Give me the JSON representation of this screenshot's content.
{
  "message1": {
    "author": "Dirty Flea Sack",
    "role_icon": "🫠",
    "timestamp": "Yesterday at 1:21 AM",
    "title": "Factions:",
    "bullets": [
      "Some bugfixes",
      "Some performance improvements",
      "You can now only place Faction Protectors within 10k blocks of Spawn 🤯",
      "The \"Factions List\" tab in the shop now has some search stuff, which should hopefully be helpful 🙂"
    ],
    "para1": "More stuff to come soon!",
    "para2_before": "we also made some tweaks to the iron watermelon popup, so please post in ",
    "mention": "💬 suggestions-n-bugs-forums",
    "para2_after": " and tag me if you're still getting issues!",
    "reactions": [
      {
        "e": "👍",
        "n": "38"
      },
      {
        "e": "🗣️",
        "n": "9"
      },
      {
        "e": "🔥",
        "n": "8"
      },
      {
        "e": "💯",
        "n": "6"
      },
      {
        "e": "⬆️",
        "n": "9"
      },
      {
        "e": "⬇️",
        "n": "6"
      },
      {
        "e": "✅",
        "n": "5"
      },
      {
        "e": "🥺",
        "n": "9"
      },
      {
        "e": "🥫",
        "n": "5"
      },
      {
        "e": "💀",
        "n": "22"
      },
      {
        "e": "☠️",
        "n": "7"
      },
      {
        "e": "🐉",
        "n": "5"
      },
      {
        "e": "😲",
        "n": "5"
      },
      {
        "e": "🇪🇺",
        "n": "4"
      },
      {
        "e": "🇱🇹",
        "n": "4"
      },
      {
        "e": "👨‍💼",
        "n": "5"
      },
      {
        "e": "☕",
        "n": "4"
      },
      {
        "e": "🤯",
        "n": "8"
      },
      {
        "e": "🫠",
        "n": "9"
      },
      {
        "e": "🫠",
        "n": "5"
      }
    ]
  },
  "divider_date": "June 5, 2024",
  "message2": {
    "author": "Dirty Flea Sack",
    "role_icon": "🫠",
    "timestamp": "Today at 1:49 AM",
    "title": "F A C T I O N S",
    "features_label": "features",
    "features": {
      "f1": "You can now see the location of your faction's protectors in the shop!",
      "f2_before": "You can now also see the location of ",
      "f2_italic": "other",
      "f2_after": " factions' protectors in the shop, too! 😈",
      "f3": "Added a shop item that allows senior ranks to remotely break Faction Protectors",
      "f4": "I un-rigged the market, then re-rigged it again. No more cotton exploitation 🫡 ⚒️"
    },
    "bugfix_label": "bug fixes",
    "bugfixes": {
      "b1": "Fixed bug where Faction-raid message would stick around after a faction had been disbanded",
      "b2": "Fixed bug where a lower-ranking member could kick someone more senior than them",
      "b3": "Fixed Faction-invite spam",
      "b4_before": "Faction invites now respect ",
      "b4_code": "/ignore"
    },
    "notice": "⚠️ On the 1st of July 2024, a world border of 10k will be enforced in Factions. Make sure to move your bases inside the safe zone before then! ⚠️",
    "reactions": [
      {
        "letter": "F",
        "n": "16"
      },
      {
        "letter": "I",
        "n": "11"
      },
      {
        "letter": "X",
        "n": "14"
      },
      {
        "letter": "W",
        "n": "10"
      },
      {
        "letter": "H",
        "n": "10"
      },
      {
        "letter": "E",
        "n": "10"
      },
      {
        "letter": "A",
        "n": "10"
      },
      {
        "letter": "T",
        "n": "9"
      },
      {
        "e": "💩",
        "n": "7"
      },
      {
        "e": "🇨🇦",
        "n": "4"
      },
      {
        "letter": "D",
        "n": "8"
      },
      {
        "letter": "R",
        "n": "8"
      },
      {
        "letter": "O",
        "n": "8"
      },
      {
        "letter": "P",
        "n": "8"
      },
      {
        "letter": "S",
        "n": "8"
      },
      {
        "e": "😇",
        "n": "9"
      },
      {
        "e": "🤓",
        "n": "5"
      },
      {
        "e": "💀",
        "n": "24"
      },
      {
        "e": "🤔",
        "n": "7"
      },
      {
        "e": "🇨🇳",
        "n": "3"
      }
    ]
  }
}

+ + + +

Exercise instructions:
Using the listing, say how many lines include the word "shop", and add nothing else.

Written response:
4